## begin

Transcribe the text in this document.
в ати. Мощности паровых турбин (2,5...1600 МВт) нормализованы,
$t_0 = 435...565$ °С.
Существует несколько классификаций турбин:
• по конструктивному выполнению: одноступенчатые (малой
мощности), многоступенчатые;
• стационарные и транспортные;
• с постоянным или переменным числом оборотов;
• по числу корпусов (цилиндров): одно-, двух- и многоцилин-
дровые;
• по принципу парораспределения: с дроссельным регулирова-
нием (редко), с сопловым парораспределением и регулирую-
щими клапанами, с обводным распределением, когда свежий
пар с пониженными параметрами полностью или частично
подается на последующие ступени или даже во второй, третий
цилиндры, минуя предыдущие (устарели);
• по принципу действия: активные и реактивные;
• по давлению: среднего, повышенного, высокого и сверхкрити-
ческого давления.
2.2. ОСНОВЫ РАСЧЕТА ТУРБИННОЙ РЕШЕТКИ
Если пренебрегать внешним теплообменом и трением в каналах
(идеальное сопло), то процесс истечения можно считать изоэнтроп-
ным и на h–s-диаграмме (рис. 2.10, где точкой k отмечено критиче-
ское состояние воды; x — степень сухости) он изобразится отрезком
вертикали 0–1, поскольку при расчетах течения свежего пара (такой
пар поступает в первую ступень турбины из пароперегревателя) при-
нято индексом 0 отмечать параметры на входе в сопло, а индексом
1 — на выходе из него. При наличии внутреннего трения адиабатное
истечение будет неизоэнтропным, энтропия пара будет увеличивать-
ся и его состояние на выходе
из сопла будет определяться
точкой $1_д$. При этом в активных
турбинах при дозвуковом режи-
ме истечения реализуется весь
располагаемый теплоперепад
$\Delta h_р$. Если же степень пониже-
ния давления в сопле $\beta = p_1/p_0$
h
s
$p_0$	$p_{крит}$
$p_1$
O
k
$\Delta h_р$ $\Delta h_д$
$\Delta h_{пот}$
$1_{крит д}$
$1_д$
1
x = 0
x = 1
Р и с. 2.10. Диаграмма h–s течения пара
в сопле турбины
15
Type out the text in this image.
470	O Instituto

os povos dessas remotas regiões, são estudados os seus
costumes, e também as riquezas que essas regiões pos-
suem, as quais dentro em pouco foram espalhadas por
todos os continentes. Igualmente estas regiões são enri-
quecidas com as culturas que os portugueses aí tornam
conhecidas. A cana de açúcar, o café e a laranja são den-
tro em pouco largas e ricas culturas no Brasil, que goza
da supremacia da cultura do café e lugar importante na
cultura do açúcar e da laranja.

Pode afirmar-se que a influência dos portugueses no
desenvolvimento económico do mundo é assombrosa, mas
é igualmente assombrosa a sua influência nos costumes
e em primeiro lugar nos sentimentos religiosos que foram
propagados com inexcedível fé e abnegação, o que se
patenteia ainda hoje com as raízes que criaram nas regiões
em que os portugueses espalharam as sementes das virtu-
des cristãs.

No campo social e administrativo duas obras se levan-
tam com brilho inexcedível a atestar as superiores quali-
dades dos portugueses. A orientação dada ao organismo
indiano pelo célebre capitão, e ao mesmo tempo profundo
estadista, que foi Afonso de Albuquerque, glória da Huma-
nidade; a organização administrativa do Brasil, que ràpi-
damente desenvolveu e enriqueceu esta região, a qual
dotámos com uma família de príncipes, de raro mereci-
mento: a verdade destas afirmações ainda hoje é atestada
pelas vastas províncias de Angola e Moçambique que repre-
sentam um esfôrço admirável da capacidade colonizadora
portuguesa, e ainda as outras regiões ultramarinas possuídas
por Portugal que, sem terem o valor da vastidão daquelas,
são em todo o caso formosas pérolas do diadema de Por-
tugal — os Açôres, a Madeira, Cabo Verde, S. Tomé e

## end

▶ [Work to do] Output all of the material, please, exactly as it stands.

▶ [The result]
Transcribe the text in this document.
в ати. Мощности паровых турбин (2,5...1600 МВт) нормализованы,
$t_0 = 435...565$ °С.
Существует несколько классификаций турбин:
• по конструктивному выполнению: одноступенчатые (малой
мощности), многоступенчатые;
• стационарные и транспортные;
• с постоянным или переменным числом оборотов;
• по числу корпусов (цилиндров): одно-, двух- и многоцилин-
дровые;
• по принципу парораспределения: с дроссельным регулирова-
нием (редко), с сопловым парораспределением и регулирую-
щими клапанами, с обводным распределением, когда свежий
пар с пониженными параметрами полностью или частично
подается на последующие ступени или даже во второй, третий
цилиндры, минуя предыдущие (устарели);
• по принципу действия: активные и реактивные;
• по давлению: среднего, повышенного, высокого и сверхкрити-
ческого давления.
2.2. ОСНОВЫ РАСЧЕТА ТУРБИННОЙ РЕШЕТКИ
Если пренебрегать внешним теплообменом и трением в каналах
(идеальное сопло), то процесс истечения можно считать изоэнтроп-
ным и на h–s-диаграмме (рис. 2.10, где точкой k отмечено критиче-
ское состояние воды; x — степень сухости) он изобразится отрезком
вертикали 0–1, поскольку при расчетах течения свежего пара (такой
пар поступает в первую ступень турбины из пароперегревателя) при-
нято индексом 0 отмечать параметры на входе в сопло, а индексом
1 — на выходе из него. При наличии внутреннего трения адиабатное
истечение будет неизоэнтропным, энтропия пара будет увеличивать-
ся и его состояние на выходе
из сопла будет определяться
точкой $1_д$. При этом в активных
турбинах при дозвуковом режи-
ме истечения реализуется весь
располагаемый теплоперепад
$\Delta h_р$. Если же степень пониже-
ния давления в сопле $\beta = p_1/p_0$
h
s
$p_0$	$p_{крит}$
$p_1$
O
k
$\Delta h_р$ $\Delta h_д$
$\Delta h_{пот}$
$1_{крит д}$
$1_д$
1
x = 0
x = 1
Р и с. 2.10. Диаграмма h–s течения пара
в сопле турбины
15
Type out the text in this image.
470	O Instituto

os povos dessas remotas regiões, são estudados os seus
costumes, e também as riquezas que essas regiões pos-
suem, as quais dentro em pouco foram espalhadas por
todos os continentes. Igualmente estas regiões são enri-
quecidas com as culturas que os portugueses aí tornam
conhecidas. A cana de açúcar, o café e a laranja são den-
tro em pouco largas e ricas culturas no Brasil, que goza
da supremacia da cultura do café e lugar importante na
cultura do açúcar e da laranja.

Pode afirmar-se que a influência dos portugueses no
desenvolvimento económico do mundo é assombrosa, mas
é igualmente assombrosa a sua influência nos costumes
e em primeiro lugar nos sentimentos religiosos que foram
propagados com inexcedível fé e abnegação, o que se
patenteia ainda hoje com as raízes que criaram nas regiões
em que os portugueses espalharam as sementes das virtu-
des cristãs.

No campo social e administrativo duas obras se levan-
tam com brilho inexcedível a atestar as superiores quali-
dades dos portugueses. A orientação dada ao organismo
indiano pelo célebre capitão, e ao mesmo tempo profundo
estadista, que foi Afonso de Albuquerque, glória da Huma-
nidade; a organização administrativa do Brasil, que ràpi-
damente desenvolveu e enriqueceu esta região, a qual
dotámos com uma família de príncipes, de raro mereci-
mento: a verdade destas afirmações ainda hoje é atestada
pelas vastas províncias de Angola e Moçambique que repre-
sentam um esfôrço admirável da capacidade colonizadora
portuguesa, e ainda as outras regiões ultramarinas possuídas
por Portugal que, sem terem o valor da vastidão daquelas,
são em todo o caso formosas pérolas do diadema de Por-
tugal — os Açôres, a Madeira, Cabo Verde, S. Tomé e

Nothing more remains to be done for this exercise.